== RECORDS SUPPLIED

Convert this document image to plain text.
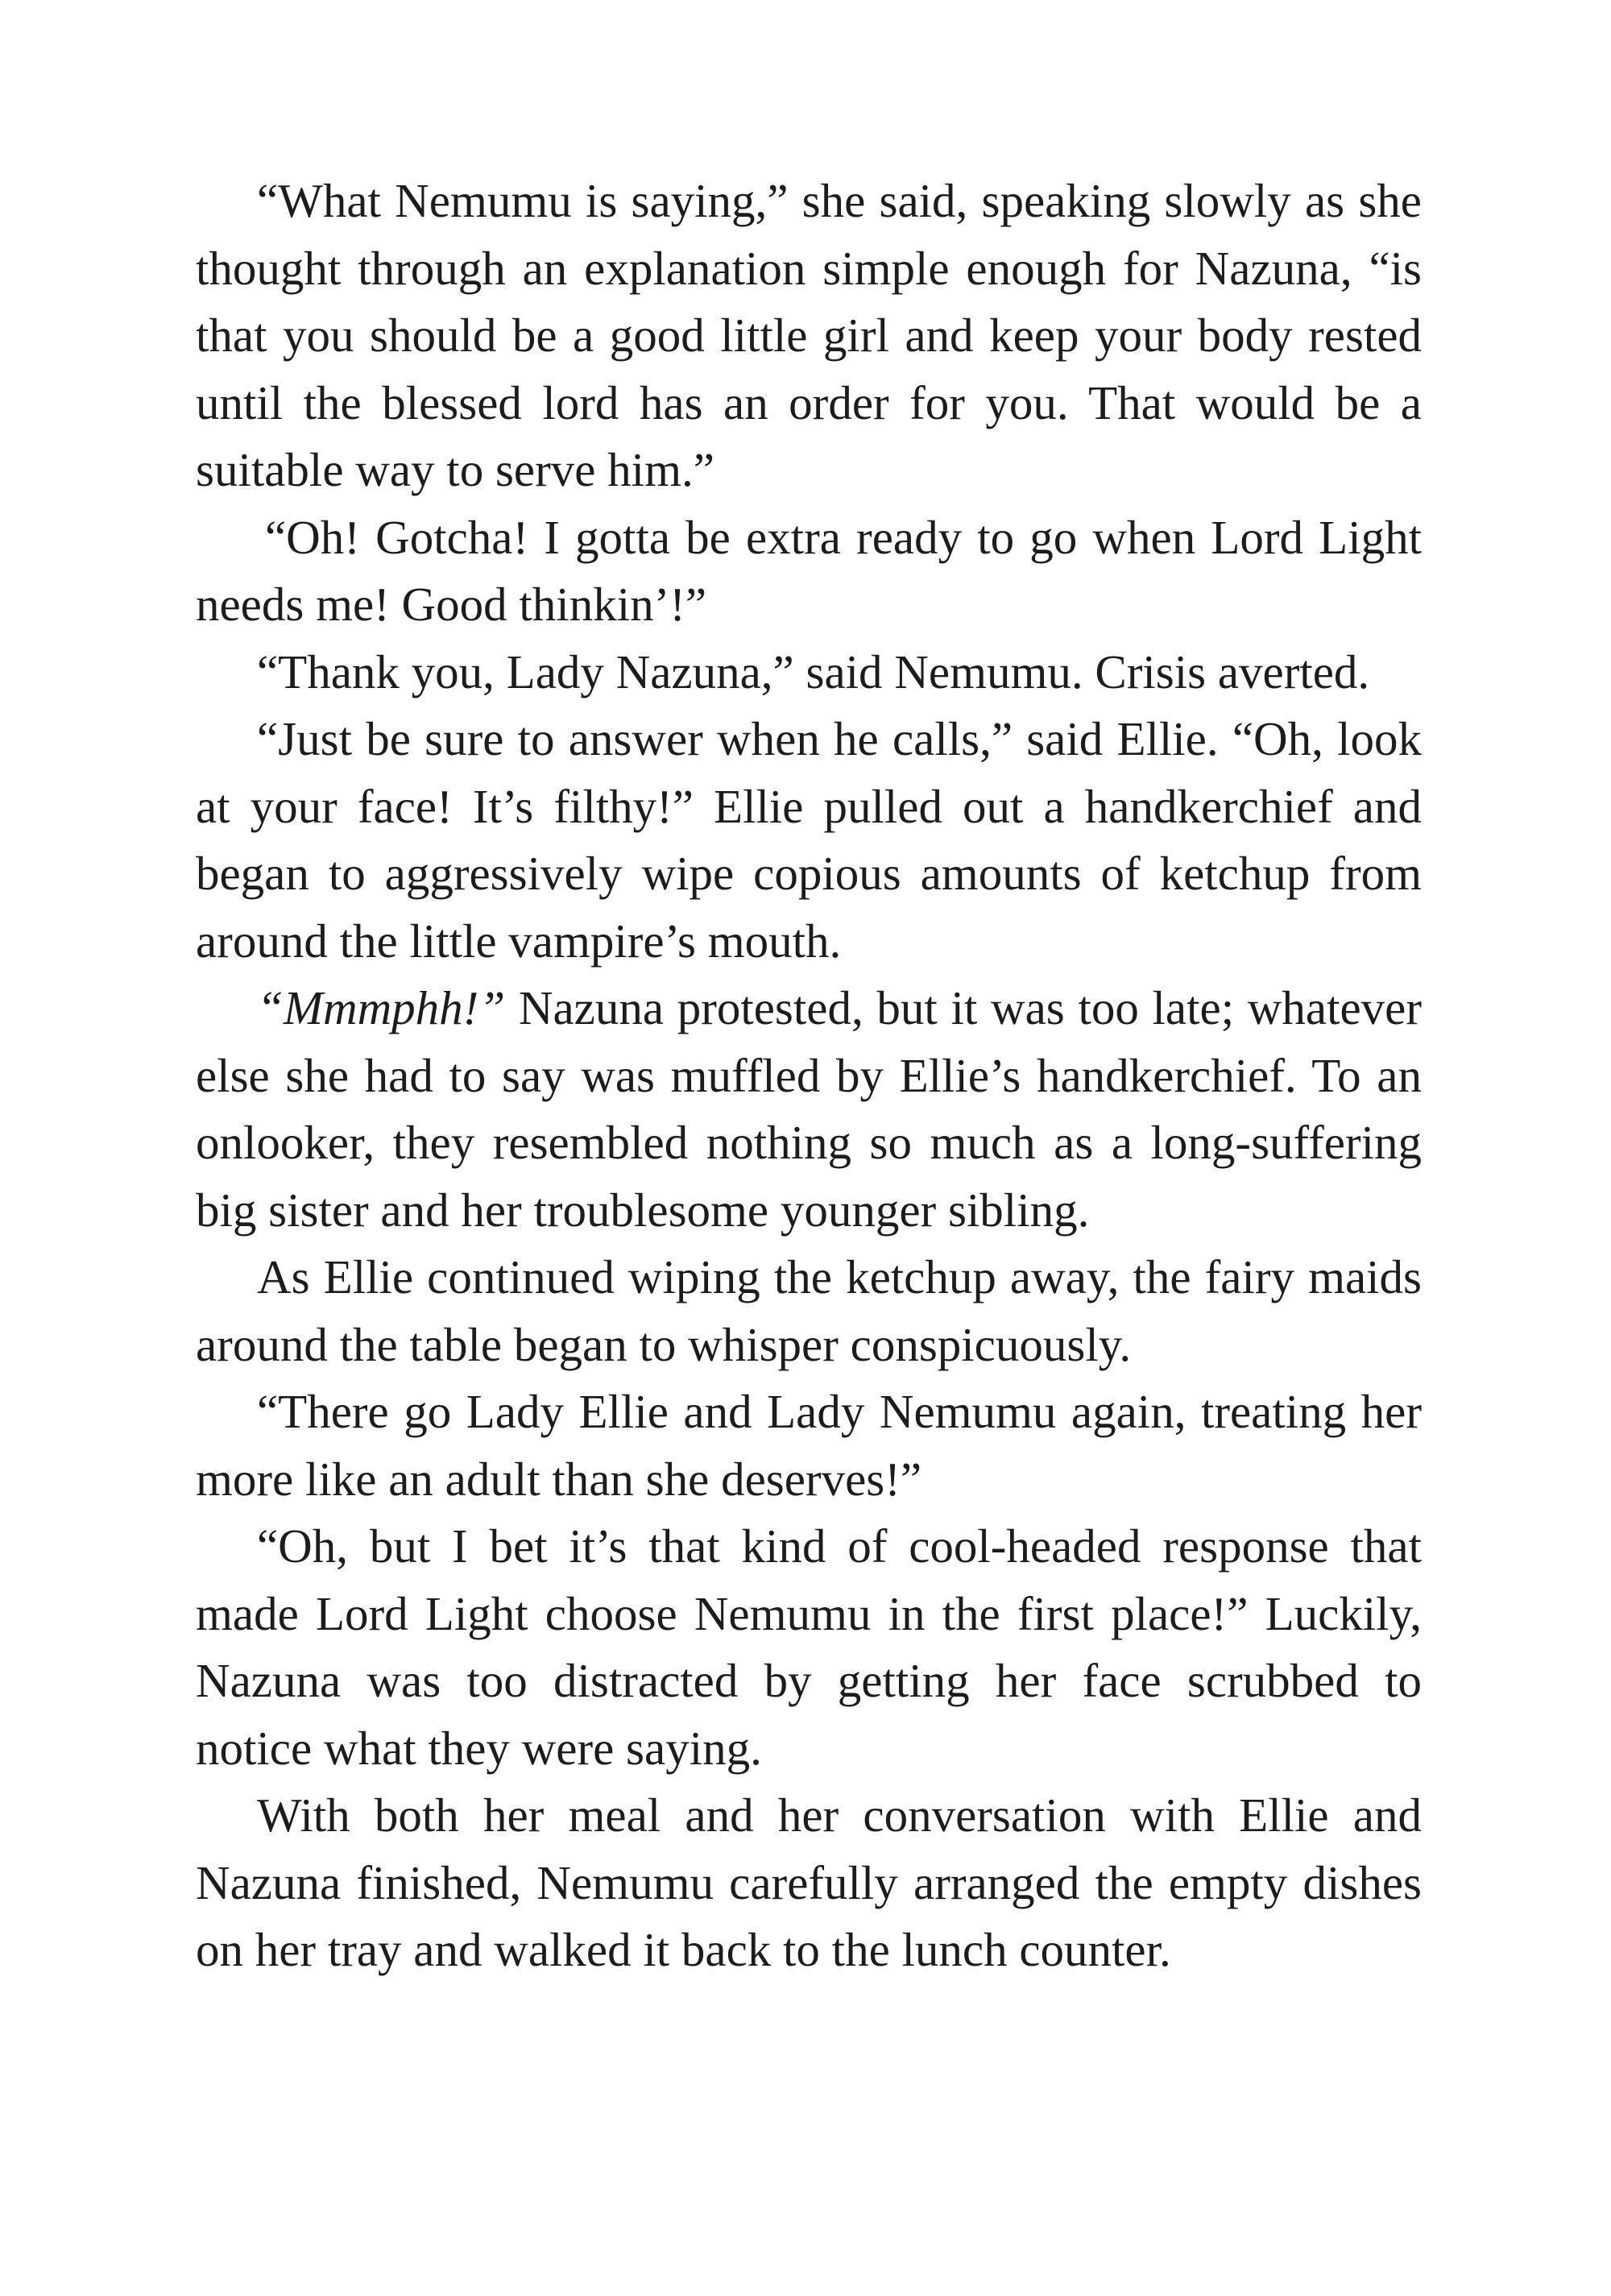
“What Nemumu is saying,” she said, speaking slowly as she thought through an explanation simple enough for Nazuna, “is that you should be a good little girl and keep your body rested until the blessed lord has an order for you. That would be a suitable way to serve him.”

“Oh! Gotcha! I gotta be extra ready to go when Lord Light needs me! Good thinkin’!”

“Thank you, Lady Nazuna,” said Nemumu. Crisis averted.

“Just be sure to answer when he calls,” said Ellie. “Oh, look at your face! It’s filthy!” Ellie pulled out a handkerchief and began to aggressively wipe copious amounts of ketchup from around the little vampire’s mouth.

“Mmmphh!” Nazuna protested, but it was too late; whatever else she had to say was muffled by Ellie’s handkerchief. To an onlooker, they resembled nothing so much as a long-suffering big sister and her troublesome younger sibling.

As Ellie continued wiping the ketchup away, the fairy maids around the table began to whisper conspicuously.

“There go Lady Ellie and Lady Nemumu again, treating her more like an adult than she deserves!”

“Oh, but I bet it’s that kind of cool-headed response that made Lord Light choose Nemumu in the first place!” Luckily, Nazuna was too distracted by getting her face scrubbed to notice what they were saying.

With both her meal and her conversation with Ellie and Nazuna finished, Nemumu carefully arranged the empty dishes on her tray and walked it back to the lunch counter.
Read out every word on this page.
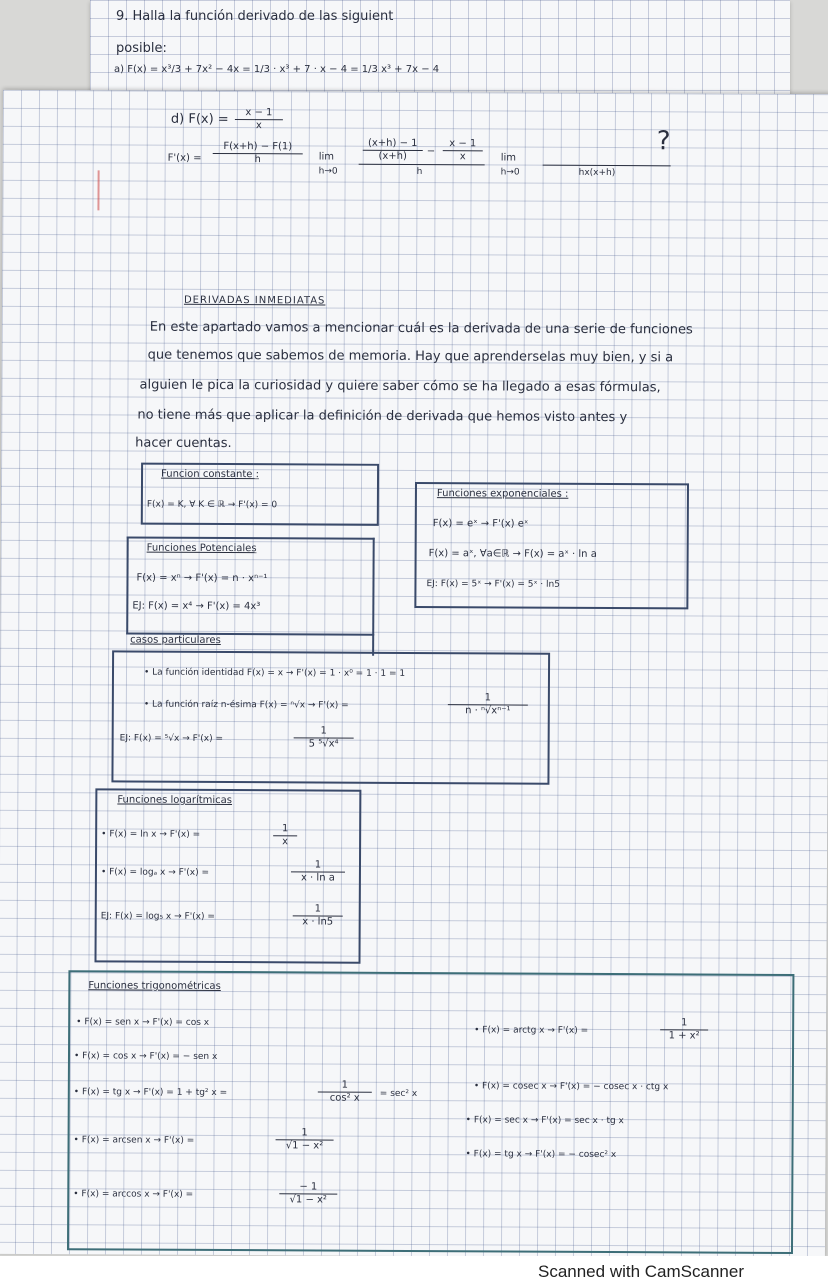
9. Halla la función derivado de las siguient
posible:
a) F(x) = x³/3 + 7x² − 4x = 1/3 · x³ + 7 · x − 4 = 1/3 x³ + 7x − 4
d) $F(x) = \frac{x - 1}{x}$
$F'(x) = \frac{F(x+h) - F(1)}{h}$ lim
h→0
$\frac{(x+h) - 1}{(x+h)} - \frac{x - 1}{x}$
h
lim
h→0	hx(x+h)
?
DERIVADAS INMEDIATAS
En este apartado vamos a mencionar cuál es la derivada de una serie de funciones
que tenemos que sabemos de memoria. Hay que aprenderselas muy bien, y si a
alguien le pica la curiosidad y quiere saber cómo se ha llegado a esas fórmulas,
no tiene más que aplicar la definición de derivada que hemos visto antes y
hacer cuentas.
Funcion constante :
F(x) = K, ∀ K ∈ ℝ → F'(x) = 0
Funciones Potenciales
F(x) = xⁿ → F'(x) = n · xⁿ⁻¹
EJ: F(x) = x⁴ → F'(x) = 4x³
Funciones exponenciales :
F(x) = eˣ → F'(x) eˣ
F(x) = aˣ, ∀a∈ℝ → F(x) = aˣ · ln a
EJ: F(x) = 5ˣ → F'(x) = 5ˣ · ln5
casos particulares
• La función identidad F(x) = x → F'(x) = 1 · x⁰ = 1 · 1 = 1
• La función raíz n-ésima F(x) = ⁿ√x → F'(x) =	$\frac{1}{\text{n · ⁿ√xⁿ⁻¹}}$
EJ: F(x) = ⁵√x → F'(x) =	$\frac{1}{\text{5 ⁵√x⁴}}$
Funciones logarítmicas
• F(x) = ln x → F'(x) =	$\frac{1}{x}$
• F(x) = logₐ x → F'(x) =	$\frac{1}{\text{x · ln a}}$
EJ: F(x) = log₅ x → F'(x) =	$\frac{1}{x \cdot \ln 5}$
Funciones trigonométricas
• F(x) = sen x → F'(x) = cos x
• F(x) = cos x → F'(x) = − sen x
• F(x) = tg x → F'(x) = 1 + tg² x =	$\frac{1}{\text{cos² x}} = \sec^2$ x
• F(x) = arcsen x → F'(x) =	$\frac{1}{\text{√1 − x²}}$
• F(x) = arccos x → F'(x) =	$\frac{- 1}{\text{√1 − x²}}$
• F(x) = arctg x → F'(x) =	$\frac{1}{\text{1 + x²}}$
• F(x) = cosec x → F'(x) = − cosec x · ctg x
• F(x) = sec x → F'(x) = sec x · tg x
• F(x) = tg x → F'(x) = − cosec² x
Scanned with CamScanner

====

## WHAT THIS TASK INVOLVES
All entries must be written out again exactly as given, with no pictures in the copy.

## EXERCISE RESULT
Convert this document image to plain text.
“What Nemumu is saying,” she said, speaking slowly as she thought through an explanation simple enough for Nazuna, “is that you should be a good little girl and keep your body rested until the blessed lord has an order for you. That would be a suitable way to serve him.”

“Oh! Gotcha! I gotta be extra ready to go when Lord Light needs me! Good thinkin’!”

“Thank you, Lady Nazuna,” said Nemumu. Crisis averted.

“Just be sure to answer when he calls,” said Ellie. “Oh, look at your face! It’s filthy!” Ellie pulled out a handkerchief and began to aggressively wipe copious amounts of ketchup from around the little vampire’s mouth.

“Mmmphh!” Nazuna protested, but it was too late; whatever else she had to say was muffled by Ellie’s handkerchief. To an onlooker, they resembled nothing so much as a long-suffering big sister and her troublesome younger sibling.

As Ellie continued wiping the ketchup away, the fairy maids around the table began to whisper conspicuously.

“There go Lady Ellie and Lady Nemumu again, treating her more like an adult than she deserves!”

“Oh, but I bet it’s that kind of cool-headed response that made Lord Light choose Nemumu in the first place!” Luckily, Nazuna was too distracted by getting her face scrubbed to notice what they were saying.

With both her meal and her conversation with Ellie and Nazuna finished, Nemumu carefully arranged the empty dishes on her tray and walked it back to the lunch counter.
Read out every word on this page.
9. Halla la función derivado de las siguient
posible:
a) F(x) = x³/3 + 7x² − 4x = 1/3 · x³ + 7 · x − 4 = 1/3 x³ + 7x − 4
d) $F(x) = \frac{x - 1}{x}$
$F'(x) = \frac{F(x+h) - F(1)}{h}$ lim
h→0
$\frac{(x+h) - 1}{(x+h)} - \frac{x - 1}{x}$
h
lim
h→0	hx(x+h)
?
DERIVADAS INMEDIATAS
En este apartado vamos a mencionar cuál es la derivada de una serie de funciones
que tenemos que sabemos de memoria. Hay que aprenderselas muy bien, y si a
alguien le pica la curiosidad y quiere saber cómo se ha llegado a esas fórmulas,
no tiene más que aplicar la definición de derivada que hemos visto antes y
hacer cuentas.
Funcion constante :
F(x) = K, ∀ K ∈ ℝ → F'(x) = 0
Funciones Potenciales
F(x) = xⁿ → F'(x) = n · xⁿ⁻¹
EJ: F(x) = x⁴ → F'(x) = 4x³
Funciones exponenciales :
F(x) = eˣ → F'(x) eˣ
F(x) = aˣ, ∀a∈ℝ → F(x) = aˣ · ln a
EJ: F(x) = 5ˣ → F'(x) = 5ˣ · ln5
casos particulares
• La función identidad F(x) = x → F'(x) = 1 · x⁰ = 1 · 1 = 1
• La función raíz n-ésima F(x) = ⁿ√x → F'(x) =	$\frac{1}{\text{n · ⁿ√xⁿ⁻¹}}$
EJ: F(x) = ⁵√x → F'(x) =	$\frac{1}{\text{5 ⁵√x⁴}}$
Funciones logarítmicas
• F(x) = ln x → F'(x) =	$\frac{1}{x}$
• F(x) = logₐ x → F'(x) =	$\frac{1}{\text{x · ln a}}$
EJ: F(x) = log₅ x → F'(x) =	$\frac{1}{x \cdot \ln 5}$
Funciones trigonométricas
• F(x) = sen x → F'(x) = cos x
• F(x) = cos x → F'(x) = − sen x
• F(x) = tg x → F'(x) = 1 + tg² x =	$\frac{1}{\text{cos² x}} = \sec^2$ x
• F(x) = arcsen x → F'(x) =	$\frac{1}{\text{√1 − x²}}$
• F(x) = arccos x → F'(x) =	$\frac{- 1}{\text{√1 − x²}}$
• F(x) = arctg x → F'(x) =	$\frac{1}{\text{1 + x²}}$
• F(x) = cosec x → F'(x) = − cosec x · ctg x
• F(x) = sec x → F'(x) = sec x · tg x
• F(x) = tg x → F'(x) = − cosec² x
Scanned with CamScanner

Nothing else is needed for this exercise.